▶ **STATED TASK**: Copy out every line of the data below word for word, with nothing changed or left out.

====== DATA SUPPLIED

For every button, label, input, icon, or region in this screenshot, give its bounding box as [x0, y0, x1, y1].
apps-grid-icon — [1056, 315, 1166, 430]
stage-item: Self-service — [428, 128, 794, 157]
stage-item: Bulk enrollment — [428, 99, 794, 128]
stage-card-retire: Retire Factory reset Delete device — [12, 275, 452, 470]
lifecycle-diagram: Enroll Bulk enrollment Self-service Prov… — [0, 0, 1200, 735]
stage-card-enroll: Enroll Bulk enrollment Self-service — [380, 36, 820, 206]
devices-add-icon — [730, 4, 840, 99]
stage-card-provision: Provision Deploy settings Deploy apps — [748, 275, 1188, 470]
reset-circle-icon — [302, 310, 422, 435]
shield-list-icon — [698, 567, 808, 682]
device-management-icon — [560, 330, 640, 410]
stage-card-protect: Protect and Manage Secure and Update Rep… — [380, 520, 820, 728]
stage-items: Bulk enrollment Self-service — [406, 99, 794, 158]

============

▶ **TASK ANSWER**:
For every button, label, input, icon, or region in this screenshot, give its bounding box as [x0, y0, x1, y1].
apps-grid-icon — [1056, 315, 1166, 430]
stage-item: Self-service — [428, 128, 794, 157]
stage-item: Bulk enrollment — [428, 99, 794, 128]
stage-card-retire: Retire Factory reset Delete device — [12, 275, 452, 470]
lifecycle-diagram: Enroll Bulk enrollment Self-service Prov… — [0, 0, 1200, 735]
stage-card-enroll: Enroll Bulk enrollment Self-service — [380, 36, 820, 206]
devices-add-icon — [730, 4, 840, 99]
stage-card-provision: Provision Deploy settings Deploy apps — [748, 275, 1188, 470]
reset-circle-icon — [302, 310, 422, 435]
shield-list-icon — [698, 567, 808, 682]
device-management-icon — [560, 330, 640, 410]
stage-card-protect: Protect and Manage Secure and Update Rep… — [380, 520, 820, 728]
stage-items: Bulk enrollment Self-service — [406, 99, 794, 158]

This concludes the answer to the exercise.